Covariance Matrix#

Calculation and analysis of the network covariance matrix.

class covseisnet.covariance.CovarianceMatrix(input_array: ndarray | CovarianceMatrix | list, stats: list[Stats] | list[dict] | None = None, stft: ShortTimeFourierTransform | None = None)[source]#

Bases: ndarray

This class inherits all the methods of standard numpy arrays, along with extra methods tailored for array processing. Any numpy method or function applied to an instance of CovarianceMatrix will return an instance of CovarianceMatrix.

Mathematical definition

We consider the set of network seismograms \(\{v_i(t)\}_{i=1}^N\) with \(N\) traces, all recorded on the same time samples (synchronized). For the sake of simplicity, we use the continuous time notation. We first calculate the short-time Fourier transform of each trace within a sliding window of duration \(T\), and center time \(t_m\) (with the index \(m\) the time window index), defined on the time interval \(\tau_m = [t_m - T/2, t_m + T/2]\). The short-time Fourier transform of the traces is defined as

\[u_{i,m}(f) = \mathcal{F} v_i(t \in \tau_m)\]

The spectral covariance matrix is defined as the average of the outer product of the short-time Fourier transform of the traces over a set of time windows \(\{\tau_m\}_{m=1}^M\), with \(M\) the number of windows used to estimate the covariance. This lead to the definition of the spectral covariance matrix \(C_{ij}(f)\) as

\[C_{ij}(f) = \sum_{m=1}^M u_{i,m}(f) u_{j,m}^*(f)\]

where \(M\) is the number of windows used to estimate the covariance, \(^*\) is the complex conjugate, and \(\tau_m\) is the time window of index \(m\). The covariance matrix is a complex-valued matrix of shape \(N \times N\).

Practical implementation

The short-time Fourier transform is calculated with the help of the ShortTimeFourierTransform class. Both the calculation of the short-time Fourier transform and the covariance matrix can run in parallel depending on the available resources. Depending on the averaging size and frequency content, the covariance matrix can have a different shape:

  • Shape is (n_traces, n_traces) if a single frequency and time window is given. This configuration is also obtained when slicing or reducing a covariance matrix object.

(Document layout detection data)
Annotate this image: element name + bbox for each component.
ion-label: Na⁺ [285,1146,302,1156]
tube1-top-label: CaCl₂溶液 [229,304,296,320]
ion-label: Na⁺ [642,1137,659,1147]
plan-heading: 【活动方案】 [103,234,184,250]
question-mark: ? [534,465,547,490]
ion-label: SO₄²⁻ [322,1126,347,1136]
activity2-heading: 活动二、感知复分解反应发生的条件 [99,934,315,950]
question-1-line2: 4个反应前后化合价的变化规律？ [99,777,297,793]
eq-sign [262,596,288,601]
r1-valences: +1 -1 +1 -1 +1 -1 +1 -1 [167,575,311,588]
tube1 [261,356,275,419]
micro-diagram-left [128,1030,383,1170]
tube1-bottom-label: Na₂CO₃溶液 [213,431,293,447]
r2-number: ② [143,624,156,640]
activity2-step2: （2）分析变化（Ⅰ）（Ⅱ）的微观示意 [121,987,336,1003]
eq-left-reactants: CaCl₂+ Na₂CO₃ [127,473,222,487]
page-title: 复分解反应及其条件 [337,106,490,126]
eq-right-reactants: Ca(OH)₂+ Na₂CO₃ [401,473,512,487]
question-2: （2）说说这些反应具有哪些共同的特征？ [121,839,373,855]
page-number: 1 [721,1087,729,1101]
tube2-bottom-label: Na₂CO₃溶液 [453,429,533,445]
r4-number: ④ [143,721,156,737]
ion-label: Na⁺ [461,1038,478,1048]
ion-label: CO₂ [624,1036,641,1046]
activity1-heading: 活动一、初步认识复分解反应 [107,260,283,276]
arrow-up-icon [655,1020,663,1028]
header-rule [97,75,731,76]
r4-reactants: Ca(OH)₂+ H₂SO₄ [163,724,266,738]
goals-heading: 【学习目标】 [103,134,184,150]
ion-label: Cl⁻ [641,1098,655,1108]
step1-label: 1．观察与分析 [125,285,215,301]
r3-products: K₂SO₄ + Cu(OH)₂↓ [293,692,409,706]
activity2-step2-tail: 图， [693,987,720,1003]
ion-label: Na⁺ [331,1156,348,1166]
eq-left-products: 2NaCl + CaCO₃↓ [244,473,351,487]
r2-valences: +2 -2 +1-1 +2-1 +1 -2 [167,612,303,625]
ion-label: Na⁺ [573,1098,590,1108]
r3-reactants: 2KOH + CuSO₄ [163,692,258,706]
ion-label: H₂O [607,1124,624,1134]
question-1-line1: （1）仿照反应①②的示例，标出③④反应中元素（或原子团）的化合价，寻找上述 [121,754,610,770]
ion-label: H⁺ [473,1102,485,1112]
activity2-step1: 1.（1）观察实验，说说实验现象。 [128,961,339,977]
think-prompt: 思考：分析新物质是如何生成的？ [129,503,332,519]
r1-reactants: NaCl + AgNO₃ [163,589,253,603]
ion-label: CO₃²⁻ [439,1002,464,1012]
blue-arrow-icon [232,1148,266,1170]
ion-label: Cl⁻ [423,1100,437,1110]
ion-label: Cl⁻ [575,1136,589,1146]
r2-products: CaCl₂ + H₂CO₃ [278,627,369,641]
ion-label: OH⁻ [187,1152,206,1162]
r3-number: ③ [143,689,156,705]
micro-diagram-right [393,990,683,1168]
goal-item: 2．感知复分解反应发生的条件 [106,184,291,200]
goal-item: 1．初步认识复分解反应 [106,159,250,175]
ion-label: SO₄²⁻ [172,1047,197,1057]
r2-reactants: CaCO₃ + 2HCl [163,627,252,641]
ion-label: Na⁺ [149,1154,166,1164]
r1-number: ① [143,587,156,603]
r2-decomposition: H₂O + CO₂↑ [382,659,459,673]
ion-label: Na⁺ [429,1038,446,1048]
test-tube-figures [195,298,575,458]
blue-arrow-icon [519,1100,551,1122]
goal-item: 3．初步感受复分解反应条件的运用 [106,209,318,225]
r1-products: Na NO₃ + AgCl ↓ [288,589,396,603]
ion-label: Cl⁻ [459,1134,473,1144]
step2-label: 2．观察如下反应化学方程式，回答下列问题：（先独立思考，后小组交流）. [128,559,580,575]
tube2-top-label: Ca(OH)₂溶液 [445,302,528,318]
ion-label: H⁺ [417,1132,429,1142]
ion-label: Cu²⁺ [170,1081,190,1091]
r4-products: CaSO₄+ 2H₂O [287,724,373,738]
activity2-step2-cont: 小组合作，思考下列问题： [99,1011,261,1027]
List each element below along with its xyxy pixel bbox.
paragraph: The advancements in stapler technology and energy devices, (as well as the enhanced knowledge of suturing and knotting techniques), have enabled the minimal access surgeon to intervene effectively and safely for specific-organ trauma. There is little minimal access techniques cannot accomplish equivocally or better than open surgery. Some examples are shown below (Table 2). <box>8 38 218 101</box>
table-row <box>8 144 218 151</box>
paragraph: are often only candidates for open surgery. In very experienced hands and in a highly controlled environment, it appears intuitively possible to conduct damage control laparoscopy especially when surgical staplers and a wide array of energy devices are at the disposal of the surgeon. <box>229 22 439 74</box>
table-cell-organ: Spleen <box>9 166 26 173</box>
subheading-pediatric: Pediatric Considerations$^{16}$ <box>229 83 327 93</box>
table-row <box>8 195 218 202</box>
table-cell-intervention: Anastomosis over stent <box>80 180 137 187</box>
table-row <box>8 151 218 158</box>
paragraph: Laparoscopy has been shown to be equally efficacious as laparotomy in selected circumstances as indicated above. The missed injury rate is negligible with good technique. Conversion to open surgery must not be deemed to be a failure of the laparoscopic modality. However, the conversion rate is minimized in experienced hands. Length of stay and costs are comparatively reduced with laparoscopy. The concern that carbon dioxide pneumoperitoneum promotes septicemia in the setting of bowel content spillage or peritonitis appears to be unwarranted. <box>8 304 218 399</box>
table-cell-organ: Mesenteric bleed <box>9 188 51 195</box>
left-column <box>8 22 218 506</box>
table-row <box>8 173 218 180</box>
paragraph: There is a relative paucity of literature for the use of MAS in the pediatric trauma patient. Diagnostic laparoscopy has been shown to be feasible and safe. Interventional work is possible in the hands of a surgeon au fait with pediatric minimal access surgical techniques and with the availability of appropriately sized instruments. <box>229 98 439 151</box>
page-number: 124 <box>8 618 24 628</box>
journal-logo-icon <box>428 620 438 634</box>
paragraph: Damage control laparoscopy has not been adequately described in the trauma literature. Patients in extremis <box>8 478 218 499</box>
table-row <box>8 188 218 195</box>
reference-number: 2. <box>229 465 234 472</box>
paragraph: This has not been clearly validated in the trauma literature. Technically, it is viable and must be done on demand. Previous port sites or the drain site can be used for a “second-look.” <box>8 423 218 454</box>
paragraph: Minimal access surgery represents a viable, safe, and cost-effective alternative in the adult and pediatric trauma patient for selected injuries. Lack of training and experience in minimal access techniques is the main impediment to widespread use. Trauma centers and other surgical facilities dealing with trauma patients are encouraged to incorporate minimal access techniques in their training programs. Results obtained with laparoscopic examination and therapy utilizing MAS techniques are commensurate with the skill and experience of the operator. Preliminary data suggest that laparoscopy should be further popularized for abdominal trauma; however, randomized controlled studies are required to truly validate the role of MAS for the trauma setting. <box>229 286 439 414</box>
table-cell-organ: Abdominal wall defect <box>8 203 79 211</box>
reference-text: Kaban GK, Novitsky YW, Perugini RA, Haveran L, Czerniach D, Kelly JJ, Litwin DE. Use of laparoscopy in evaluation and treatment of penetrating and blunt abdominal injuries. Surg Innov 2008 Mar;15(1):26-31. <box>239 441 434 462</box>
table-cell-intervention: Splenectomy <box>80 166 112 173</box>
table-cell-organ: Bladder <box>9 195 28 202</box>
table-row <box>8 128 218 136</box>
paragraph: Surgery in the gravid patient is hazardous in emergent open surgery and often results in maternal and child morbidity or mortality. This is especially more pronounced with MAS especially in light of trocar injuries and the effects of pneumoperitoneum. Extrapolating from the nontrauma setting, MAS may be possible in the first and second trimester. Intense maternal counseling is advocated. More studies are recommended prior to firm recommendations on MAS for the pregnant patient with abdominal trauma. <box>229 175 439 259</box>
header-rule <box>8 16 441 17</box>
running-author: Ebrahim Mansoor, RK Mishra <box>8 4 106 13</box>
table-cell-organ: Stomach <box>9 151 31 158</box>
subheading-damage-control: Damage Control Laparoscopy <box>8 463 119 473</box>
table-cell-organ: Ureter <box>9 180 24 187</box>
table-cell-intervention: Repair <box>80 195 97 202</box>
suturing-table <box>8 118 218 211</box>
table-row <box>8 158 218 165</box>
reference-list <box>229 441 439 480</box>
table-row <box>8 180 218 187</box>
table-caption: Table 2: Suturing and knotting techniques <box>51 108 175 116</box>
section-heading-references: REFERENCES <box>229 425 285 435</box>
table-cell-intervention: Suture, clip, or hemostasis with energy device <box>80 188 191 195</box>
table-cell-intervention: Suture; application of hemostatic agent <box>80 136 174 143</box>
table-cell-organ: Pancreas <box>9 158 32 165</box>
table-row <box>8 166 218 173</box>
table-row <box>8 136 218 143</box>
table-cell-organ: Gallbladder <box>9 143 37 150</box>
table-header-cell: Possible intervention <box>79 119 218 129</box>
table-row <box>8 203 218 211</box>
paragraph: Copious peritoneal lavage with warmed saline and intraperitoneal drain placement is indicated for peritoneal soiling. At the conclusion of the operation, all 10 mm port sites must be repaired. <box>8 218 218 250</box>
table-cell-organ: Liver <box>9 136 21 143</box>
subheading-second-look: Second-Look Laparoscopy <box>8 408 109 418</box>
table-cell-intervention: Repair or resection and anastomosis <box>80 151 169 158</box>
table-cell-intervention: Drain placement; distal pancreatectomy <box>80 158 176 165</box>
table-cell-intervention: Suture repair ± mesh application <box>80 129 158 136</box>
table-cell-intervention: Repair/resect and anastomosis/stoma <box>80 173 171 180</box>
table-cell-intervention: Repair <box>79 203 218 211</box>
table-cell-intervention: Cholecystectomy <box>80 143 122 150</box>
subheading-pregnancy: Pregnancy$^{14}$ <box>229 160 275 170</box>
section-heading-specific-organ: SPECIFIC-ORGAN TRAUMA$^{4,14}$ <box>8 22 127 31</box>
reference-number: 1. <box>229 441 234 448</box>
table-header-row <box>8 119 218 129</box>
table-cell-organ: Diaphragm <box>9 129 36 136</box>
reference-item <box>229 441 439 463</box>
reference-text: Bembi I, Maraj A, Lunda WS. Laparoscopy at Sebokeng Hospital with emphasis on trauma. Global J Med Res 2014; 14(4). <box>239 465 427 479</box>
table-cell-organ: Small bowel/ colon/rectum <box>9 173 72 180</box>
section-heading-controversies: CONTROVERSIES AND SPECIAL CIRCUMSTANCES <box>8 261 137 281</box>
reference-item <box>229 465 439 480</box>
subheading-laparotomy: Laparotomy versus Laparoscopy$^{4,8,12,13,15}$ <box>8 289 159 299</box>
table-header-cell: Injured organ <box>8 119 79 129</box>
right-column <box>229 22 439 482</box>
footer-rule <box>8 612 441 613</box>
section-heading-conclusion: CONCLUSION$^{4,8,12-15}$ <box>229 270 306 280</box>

◆ Task to carry out ◆
Pick up the covariance matrix documentation after its last bullet point and keep writing it.

◆ Response area ◆
  • Shape is (n_frequencies, n_traces, n_traces) if only one time frame is given, for n_frequencies frequencies, which depends on the window size and sampling rate.

  • Shape is (n_times, n_frequencies, n_traces, n_traces) if multiple time frames are given.

All the methods defined in the the CovarianceMatrix class are performed on the flattened array with the flat() method, which allow to obtain as many \(N \times N\) covariance matrices as time and frequency samples.

Tip

The CovarianceMatrix class is rarely meant to be instantiated directly. It should most often be obtained from the output of the calculate_covariance_matrix() function as in the following example:

>>> import covseisnet as csn
>>> import numpy as np
>>> stream = csn.NetworkStream()
>>> time, frequency, covariance = csn.calculate_covariance_matrix(
...     stream, window_duration=10.0, average=10
... )
>>> print(type(covariance))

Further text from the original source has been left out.